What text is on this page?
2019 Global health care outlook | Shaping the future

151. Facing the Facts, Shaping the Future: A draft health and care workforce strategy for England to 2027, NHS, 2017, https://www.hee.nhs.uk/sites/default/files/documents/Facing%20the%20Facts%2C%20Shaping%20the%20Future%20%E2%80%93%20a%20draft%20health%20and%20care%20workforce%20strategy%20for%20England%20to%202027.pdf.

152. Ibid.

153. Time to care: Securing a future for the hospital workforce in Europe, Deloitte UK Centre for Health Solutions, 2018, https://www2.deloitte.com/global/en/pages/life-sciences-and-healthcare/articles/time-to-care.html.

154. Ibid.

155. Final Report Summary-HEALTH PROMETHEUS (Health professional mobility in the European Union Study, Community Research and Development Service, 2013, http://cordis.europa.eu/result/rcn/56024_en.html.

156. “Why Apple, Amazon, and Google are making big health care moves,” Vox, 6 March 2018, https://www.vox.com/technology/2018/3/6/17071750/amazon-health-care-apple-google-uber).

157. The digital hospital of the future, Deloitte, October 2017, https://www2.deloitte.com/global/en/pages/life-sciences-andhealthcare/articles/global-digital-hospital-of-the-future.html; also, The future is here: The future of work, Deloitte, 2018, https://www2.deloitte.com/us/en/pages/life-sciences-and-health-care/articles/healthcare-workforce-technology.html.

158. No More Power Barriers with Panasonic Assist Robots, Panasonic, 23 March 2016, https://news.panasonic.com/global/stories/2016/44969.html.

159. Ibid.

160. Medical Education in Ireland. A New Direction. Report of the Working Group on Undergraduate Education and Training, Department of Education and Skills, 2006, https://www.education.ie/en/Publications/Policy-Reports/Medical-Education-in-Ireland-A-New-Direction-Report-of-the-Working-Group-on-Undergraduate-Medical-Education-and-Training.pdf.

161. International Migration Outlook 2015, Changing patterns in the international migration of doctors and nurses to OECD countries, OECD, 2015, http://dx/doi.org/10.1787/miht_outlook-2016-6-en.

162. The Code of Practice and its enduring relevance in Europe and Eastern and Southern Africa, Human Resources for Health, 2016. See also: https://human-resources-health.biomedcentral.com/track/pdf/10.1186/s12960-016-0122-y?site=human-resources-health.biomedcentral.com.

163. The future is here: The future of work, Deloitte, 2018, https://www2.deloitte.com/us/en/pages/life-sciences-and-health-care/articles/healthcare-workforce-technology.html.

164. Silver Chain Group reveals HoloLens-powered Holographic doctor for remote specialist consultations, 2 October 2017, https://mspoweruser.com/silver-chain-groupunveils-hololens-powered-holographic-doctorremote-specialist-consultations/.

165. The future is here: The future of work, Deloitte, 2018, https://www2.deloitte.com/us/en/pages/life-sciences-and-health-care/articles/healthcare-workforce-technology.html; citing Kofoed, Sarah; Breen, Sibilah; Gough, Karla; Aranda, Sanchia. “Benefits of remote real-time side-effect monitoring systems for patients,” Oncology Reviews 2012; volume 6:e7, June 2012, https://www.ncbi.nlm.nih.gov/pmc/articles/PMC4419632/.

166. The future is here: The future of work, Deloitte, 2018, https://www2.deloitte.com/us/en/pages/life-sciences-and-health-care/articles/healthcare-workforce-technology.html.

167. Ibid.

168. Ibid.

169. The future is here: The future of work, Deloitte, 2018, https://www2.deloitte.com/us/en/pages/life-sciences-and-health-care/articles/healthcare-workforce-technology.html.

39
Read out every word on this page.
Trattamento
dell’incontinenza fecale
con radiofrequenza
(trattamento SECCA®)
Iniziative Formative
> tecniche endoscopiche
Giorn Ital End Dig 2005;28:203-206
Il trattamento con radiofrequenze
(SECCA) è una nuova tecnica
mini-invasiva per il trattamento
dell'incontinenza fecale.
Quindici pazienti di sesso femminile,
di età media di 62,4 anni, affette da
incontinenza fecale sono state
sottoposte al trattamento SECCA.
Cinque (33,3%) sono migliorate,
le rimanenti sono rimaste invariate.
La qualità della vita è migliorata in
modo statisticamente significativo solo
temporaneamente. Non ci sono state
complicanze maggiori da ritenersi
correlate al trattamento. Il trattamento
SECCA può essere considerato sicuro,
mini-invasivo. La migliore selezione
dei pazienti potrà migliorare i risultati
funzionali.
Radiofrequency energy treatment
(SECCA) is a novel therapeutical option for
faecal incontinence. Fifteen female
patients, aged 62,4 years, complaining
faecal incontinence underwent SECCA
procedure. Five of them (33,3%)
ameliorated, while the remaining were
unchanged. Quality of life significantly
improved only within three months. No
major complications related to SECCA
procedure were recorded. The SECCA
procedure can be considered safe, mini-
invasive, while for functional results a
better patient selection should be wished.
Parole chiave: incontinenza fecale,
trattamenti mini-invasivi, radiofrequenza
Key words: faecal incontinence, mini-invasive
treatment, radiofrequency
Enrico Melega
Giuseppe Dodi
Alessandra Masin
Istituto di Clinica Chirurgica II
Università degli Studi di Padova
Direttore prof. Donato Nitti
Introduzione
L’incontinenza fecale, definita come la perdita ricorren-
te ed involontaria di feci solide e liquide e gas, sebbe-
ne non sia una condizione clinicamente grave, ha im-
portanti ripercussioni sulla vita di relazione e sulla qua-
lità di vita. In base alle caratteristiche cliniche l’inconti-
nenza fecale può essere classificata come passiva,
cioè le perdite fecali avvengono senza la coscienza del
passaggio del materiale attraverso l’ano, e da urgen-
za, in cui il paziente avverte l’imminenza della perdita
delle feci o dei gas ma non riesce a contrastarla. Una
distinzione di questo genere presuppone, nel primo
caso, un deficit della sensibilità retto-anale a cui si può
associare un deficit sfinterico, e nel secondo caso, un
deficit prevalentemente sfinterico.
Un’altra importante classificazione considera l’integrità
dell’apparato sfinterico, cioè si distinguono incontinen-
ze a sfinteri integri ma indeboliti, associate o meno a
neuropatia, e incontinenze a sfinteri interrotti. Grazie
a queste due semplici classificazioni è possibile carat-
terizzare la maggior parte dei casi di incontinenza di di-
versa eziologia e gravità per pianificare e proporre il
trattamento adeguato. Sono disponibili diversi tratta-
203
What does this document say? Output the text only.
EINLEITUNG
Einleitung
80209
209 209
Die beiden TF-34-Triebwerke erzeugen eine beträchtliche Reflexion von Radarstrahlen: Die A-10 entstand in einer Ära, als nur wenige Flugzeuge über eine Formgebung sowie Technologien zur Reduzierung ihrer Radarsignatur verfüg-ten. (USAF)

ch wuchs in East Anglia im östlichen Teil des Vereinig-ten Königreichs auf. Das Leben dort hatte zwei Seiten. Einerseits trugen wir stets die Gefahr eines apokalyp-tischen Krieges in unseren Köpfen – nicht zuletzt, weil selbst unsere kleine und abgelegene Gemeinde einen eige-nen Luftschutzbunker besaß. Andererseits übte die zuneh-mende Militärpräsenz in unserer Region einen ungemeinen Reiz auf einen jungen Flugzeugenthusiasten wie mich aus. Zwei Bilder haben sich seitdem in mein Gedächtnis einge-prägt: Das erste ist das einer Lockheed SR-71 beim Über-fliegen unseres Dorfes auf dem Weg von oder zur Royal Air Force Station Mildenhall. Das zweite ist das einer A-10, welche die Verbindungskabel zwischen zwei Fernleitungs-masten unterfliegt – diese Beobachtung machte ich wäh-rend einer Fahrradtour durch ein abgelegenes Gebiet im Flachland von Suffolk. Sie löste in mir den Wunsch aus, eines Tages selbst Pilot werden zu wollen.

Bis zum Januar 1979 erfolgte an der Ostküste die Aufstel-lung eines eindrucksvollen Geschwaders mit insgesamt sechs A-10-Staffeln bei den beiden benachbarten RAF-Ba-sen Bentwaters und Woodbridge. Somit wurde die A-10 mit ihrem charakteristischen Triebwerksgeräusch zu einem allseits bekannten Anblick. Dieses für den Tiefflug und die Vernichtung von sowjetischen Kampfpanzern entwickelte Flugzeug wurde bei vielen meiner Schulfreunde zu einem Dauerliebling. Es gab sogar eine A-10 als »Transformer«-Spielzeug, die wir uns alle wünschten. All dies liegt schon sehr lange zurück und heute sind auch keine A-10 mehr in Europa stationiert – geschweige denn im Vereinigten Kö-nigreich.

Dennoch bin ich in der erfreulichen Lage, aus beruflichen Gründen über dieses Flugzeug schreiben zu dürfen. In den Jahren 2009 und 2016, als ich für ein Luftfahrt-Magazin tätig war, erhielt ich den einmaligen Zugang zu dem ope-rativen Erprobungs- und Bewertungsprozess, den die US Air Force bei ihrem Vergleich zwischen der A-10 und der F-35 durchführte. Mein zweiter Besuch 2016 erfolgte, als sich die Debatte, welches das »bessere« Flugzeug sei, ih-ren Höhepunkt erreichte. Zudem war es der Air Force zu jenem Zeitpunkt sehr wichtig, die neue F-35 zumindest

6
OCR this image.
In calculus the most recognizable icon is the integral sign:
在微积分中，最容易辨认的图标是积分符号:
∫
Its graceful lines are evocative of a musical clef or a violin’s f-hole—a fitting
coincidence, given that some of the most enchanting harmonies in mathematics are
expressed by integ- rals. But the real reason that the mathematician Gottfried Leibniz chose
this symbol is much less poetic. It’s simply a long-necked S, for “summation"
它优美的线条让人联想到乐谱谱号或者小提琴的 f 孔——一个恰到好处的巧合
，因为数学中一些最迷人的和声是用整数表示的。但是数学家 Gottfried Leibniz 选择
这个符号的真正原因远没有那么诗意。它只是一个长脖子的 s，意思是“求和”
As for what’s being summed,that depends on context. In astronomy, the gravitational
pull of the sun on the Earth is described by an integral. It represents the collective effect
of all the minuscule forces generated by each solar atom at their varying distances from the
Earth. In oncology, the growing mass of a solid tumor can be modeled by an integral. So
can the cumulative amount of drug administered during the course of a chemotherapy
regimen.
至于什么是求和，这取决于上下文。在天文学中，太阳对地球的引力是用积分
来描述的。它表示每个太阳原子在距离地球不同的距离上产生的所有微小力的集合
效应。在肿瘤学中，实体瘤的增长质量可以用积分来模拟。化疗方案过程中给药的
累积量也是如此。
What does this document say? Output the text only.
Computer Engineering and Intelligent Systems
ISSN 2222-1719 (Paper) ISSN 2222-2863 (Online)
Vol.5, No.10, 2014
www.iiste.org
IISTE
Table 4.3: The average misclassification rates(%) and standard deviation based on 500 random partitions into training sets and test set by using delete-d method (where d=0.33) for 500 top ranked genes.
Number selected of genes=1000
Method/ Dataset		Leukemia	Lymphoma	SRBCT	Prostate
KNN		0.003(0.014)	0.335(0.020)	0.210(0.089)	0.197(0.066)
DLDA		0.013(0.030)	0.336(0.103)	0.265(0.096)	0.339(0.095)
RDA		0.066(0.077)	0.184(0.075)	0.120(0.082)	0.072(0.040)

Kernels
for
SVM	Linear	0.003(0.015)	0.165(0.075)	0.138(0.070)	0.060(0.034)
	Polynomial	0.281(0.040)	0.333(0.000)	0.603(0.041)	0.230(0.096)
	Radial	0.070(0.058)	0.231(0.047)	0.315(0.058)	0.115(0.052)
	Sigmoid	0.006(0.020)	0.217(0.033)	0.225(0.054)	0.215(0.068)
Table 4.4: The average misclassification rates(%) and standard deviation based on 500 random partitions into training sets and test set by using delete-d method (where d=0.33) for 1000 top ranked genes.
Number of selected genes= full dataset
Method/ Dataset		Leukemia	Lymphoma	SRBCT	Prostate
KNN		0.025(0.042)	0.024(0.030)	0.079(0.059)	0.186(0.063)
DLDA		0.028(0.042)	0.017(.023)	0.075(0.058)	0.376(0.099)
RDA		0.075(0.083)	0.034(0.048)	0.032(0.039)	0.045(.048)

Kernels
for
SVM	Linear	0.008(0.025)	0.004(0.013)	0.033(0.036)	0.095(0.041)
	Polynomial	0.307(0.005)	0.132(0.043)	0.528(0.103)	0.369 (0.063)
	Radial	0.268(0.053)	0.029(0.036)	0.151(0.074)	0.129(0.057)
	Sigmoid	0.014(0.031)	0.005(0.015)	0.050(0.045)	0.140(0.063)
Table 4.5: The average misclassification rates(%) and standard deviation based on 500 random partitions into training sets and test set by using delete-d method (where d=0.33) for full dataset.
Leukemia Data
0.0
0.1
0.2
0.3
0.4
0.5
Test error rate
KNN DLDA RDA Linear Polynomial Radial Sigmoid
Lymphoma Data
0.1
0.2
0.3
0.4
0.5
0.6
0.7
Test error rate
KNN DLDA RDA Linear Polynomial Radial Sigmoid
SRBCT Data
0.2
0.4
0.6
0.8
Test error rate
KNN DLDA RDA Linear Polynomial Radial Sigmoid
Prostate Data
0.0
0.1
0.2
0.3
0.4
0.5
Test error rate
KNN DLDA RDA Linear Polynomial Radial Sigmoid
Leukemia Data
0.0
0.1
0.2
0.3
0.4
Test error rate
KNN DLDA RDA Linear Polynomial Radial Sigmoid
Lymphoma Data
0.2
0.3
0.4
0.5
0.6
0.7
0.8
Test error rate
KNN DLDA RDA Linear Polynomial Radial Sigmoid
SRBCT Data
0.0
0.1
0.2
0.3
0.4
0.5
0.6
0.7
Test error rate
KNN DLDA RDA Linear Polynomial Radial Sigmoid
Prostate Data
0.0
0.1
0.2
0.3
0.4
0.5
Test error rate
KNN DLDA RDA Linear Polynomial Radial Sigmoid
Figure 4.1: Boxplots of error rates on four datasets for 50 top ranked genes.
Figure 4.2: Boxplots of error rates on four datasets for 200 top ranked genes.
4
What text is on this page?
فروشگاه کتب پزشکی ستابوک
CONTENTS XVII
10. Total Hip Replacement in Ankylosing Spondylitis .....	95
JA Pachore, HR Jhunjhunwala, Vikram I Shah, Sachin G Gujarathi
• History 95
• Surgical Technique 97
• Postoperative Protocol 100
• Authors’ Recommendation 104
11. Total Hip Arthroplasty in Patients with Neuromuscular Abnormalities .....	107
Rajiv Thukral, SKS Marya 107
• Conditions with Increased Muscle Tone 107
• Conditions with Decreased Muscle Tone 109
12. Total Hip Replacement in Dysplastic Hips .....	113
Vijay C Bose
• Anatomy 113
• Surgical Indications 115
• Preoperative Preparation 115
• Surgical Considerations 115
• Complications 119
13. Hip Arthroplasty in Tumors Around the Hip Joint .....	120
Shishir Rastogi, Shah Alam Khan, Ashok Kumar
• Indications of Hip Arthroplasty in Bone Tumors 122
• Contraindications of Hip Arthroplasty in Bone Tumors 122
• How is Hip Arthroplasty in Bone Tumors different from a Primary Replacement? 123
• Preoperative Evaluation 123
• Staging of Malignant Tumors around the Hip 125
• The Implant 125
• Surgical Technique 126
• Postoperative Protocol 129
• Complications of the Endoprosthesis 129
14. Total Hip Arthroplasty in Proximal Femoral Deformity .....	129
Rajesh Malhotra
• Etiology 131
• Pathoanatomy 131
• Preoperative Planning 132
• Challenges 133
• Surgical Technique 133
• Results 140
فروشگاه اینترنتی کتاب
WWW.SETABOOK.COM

----

### Brief
Looking at the material above, say how many of its lines hold the word "ihrem", giving only the number.

### Result for this task
2